*THE REQUEST*.
Whenever a line below holds the word "Rate", copy that line.

Stored data:
----

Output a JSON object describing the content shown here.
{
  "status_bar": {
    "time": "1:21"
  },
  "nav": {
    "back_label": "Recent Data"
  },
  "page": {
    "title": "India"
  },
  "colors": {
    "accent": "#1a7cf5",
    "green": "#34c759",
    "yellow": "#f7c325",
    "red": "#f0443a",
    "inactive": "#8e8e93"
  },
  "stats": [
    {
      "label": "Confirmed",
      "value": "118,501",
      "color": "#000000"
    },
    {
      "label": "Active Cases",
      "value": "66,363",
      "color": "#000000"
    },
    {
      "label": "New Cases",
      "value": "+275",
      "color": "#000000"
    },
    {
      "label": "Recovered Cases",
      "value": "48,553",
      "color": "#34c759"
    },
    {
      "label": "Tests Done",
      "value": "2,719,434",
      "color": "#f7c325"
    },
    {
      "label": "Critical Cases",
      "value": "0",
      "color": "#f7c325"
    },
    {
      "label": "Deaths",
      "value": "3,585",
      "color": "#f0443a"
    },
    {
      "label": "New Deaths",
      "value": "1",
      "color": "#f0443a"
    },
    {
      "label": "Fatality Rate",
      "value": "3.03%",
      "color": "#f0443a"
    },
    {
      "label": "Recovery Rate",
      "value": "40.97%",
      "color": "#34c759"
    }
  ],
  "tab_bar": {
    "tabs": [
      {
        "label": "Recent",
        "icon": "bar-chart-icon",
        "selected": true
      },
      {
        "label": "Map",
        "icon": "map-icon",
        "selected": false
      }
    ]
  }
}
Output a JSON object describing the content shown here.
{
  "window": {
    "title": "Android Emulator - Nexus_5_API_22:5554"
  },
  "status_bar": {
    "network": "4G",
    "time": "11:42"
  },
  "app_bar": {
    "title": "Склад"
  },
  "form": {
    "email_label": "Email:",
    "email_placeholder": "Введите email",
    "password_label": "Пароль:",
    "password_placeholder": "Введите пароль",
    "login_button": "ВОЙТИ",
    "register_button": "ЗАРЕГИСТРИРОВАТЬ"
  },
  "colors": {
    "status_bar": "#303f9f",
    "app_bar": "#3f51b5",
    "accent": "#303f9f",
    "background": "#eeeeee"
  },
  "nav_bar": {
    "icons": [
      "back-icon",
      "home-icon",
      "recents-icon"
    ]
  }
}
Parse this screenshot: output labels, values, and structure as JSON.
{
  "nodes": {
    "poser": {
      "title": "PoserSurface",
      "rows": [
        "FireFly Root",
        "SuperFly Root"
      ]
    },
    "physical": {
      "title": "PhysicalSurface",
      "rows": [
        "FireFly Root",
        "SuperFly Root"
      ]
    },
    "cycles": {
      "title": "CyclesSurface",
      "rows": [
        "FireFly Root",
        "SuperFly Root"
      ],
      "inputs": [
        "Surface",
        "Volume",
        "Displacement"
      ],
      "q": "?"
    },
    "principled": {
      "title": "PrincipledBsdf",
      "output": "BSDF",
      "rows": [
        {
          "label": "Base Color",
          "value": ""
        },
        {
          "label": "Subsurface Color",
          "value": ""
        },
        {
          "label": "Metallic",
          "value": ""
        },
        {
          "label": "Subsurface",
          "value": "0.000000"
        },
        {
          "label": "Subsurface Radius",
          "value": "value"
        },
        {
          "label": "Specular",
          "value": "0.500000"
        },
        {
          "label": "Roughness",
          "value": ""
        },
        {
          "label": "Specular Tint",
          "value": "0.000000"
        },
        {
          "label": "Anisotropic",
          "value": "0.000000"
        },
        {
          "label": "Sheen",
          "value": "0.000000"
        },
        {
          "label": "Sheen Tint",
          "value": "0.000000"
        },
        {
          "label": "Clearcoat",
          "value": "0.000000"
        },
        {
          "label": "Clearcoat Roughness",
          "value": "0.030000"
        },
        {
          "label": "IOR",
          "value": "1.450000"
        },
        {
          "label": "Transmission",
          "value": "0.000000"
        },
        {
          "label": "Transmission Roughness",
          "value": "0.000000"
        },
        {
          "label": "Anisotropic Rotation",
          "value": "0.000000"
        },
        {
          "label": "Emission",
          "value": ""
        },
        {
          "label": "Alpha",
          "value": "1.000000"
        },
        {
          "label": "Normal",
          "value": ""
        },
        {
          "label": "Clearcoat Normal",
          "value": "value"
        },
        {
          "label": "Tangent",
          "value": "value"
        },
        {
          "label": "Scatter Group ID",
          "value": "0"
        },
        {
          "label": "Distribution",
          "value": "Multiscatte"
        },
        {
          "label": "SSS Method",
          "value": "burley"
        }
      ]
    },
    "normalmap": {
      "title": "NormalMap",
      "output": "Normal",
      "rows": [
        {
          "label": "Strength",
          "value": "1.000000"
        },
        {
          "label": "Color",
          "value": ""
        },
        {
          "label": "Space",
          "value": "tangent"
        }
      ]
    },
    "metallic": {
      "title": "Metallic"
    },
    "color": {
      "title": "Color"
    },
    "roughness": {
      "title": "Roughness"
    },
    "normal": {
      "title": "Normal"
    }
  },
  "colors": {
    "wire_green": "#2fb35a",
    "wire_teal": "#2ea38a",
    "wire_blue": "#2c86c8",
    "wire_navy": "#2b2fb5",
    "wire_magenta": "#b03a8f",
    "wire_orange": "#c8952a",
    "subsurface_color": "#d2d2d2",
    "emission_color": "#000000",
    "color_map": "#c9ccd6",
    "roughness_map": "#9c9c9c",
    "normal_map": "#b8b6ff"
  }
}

----

*TASK RESPONSE*.
      "label": "Fatality Rate",
      "label": "Recovery Rate",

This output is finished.